[Data listing]
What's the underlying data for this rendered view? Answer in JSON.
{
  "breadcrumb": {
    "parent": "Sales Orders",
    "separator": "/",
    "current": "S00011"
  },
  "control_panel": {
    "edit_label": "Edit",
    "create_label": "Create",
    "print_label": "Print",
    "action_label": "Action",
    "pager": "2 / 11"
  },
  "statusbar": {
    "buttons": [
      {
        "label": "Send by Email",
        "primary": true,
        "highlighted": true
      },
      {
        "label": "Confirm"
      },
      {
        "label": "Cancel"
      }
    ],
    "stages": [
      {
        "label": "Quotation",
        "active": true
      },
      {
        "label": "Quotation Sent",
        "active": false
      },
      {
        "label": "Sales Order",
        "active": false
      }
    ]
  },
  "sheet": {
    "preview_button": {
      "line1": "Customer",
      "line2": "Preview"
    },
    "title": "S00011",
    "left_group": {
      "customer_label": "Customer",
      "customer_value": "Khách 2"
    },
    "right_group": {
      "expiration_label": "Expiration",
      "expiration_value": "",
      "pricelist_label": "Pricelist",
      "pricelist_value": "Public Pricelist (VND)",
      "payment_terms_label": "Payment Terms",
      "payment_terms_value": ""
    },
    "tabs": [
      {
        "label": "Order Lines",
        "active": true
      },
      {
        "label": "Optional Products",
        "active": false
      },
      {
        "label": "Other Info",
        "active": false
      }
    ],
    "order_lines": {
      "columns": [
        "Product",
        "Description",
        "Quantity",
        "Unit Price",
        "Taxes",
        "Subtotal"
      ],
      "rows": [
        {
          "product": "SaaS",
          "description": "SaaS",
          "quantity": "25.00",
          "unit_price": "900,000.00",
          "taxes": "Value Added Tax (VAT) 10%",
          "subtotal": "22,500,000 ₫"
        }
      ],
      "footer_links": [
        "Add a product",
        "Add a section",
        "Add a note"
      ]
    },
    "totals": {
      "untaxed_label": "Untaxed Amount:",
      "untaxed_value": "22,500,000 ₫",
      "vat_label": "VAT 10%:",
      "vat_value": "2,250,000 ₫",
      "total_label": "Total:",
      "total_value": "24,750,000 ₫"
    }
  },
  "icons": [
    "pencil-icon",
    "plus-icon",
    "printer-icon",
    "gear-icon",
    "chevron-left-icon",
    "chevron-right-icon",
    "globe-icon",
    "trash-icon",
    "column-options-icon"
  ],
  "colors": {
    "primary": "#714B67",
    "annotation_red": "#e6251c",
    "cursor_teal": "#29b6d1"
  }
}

### Aim of the task
Search the lines above for the string "Sales" and copy each line that has it.

### Result of the exercise
    "parent": "Sales Orders",
        "label": "Sales Order",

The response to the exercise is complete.